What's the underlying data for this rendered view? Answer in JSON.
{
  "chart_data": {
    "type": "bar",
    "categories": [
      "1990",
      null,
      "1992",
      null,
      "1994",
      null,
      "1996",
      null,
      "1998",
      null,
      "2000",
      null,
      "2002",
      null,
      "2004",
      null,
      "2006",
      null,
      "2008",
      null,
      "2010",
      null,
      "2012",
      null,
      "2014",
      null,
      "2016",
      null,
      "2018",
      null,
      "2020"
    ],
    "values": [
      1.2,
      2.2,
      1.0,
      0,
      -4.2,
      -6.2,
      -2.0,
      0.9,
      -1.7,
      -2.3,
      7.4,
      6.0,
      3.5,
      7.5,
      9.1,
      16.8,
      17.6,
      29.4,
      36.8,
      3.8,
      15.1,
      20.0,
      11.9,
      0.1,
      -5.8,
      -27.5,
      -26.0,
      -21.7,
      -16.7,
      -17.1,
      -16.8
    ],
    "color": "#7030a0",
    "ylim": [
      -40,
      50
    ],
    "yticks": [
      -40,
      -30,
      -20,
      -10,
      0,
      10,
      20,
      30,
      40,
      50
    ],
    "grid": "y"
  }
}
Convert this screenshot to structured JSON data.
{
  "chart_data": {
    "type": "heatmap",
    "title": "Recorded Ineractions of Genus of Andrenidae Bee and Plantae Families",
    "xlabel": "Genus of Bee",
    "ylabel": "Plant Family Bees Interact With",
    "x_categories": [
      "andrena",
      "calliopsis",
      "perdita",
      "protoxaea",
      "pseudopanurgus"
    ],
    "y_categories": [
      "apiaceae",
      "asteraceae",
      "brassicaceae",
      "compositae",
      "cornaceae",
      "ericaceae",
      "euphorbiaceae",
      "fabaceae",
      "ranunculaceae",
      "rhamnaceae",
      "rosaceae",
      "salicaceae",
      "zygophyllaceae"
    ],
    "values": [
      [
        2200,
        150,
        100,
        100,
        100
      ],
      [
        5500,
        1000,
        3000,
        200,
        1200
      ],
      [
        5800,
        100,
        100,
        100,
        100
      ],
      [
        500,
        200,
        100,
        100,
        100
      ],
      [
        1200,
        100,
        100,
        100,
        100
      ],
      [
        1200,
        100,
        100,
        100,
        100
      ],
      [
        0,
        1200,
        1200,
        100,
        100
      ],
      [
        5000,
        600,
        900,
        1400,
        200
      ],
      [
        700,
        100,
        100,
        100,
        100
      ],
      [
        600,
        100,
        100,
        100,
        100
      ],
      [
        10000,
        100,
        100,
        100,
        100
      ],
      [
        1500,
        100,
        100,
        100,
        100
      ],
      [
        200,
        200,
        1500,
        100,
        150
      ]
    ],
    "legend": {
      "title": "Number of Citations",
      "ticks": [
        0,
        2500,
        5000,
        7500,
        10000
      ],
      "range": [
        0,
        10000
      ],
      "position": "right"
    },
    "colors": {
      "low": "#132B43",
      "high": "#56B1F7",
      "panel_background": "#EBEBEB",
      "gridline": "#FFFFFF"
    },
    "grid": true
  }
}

What needs to be done
Every entry must be output again, exactly as written above.

Answer below
What's the underlying data for this rendered view? Answer in JSON.
{
  "chart_data": {
    "type": "bar",
    "categories": [
      "1990",
      null,
      "1992",
      null,
      "1994",
      null,
      "1996",
      null,
      "1998",
      null,
      "2000",
      null,
      "2002",
      null,
      "2004",
      null,
      "2006",
      null,
      "2008",
      null,
      "2010",
      null,
      "2012",
      null,
      "2014",
      null,
      "2016",
      null,
      "2018",
      null,
      "2020"
    ],
    "values": [
      1.2,
      2.2,
      1.0,
      0,
      -4.2,
      -6.2,
      -2.0,
      0.9,
      -1.7,
      -2.3,
      7.4,
      6.0,
      3.5,
      7.5,
      9.1,
      16.8,
      17.6,
      29.4,
      36.8,
      3.8,
      15.1,
      20.0,
      11.9,
      0.1,
      -5.8,
      -27.5,
      -26.0,
      -21.7,
      -16.7,
      -17.1,
      -16.8
    ],
    "color": "#7030a0",
    "ylim": [
      -40,
      50
    ],
    "yticks": [
      -40,
      -30,
      -20,
      -10,
      0,
      10,
      20,
      30,
      40,
      50
    ],
    "grid": "y"
  }
}
Convert this screenshot to structured JSON data.
{
  "chart_data": {
    "type": "heatmap",
    "title": "Recorded Ineractions of Genus of Andrenidae Bee and Plantae Families",
    "xlabel": "Genus of Bee",
    "ylabel": "Plant Family Bees Interact With",
    "x_categories": [
      "andrena",
      "calliopsis",
      "perdita",
      "protoxaea",
      "pseudopanurgus"
    ],
    "y_categories": [
      "apiaceae",
      "asteraceae",
      "brassicaceae",
      "compositae",
      "cornaceae",
      "ericaceae",
      "euphorbiaceae",
      "fabaceae",
      "ranunculaceae",
      "rhamnaceae",
      "rosaceae",
      "salicaceae",
      "zygophyllaceae"
    ],
    "values": [
      [
        2200,
        150,
        100,
        100,
        100
      ],
      [
        5500,
        1000,
        3000,
        200,
        1200
      ],
      [
        5800,
        100,
        100,
        100,
        100
      ],
      [
        500,
        200,
        100,
        100,
        100
      ],
      [
        1200,
        100,
        100,
        100,
        100
      ],
      [
        1200,
        100,
        100,
        100,
        100
      ],
      [
        0,
        1200,
        1200,
        100,
        100
      ],
      [
        5000,
        600,
        900,
        1400,
        200
      ],
      [
        700,
        100,
        100,
        100,
        100
      ],
      [
        600,
        100,
        100,
        100,
        100
      ],
      [
        10000,
        100,
        100,
        100,
        100
      ],
      [
        1500,
        100,
        100,
        100,
        100
      ],
      [
        200,
        200,
        1500,
        100,
        150
      ]
    ],
    "legend": {
      "title": "Number of Citations",
      "ticks": [
        0,
        2500,
        5000,
        7500,
        10000
      ],
      "range": [
        0,
        10000
      ],
      "position": "right"
    },
    "colors": {
      "low": "#132B43",
      "high": "#56B1F7",
      "panel_background": "#EBEBEB",
      "gridline": "#FFFFFF"
    },
    "grid": true
  }
}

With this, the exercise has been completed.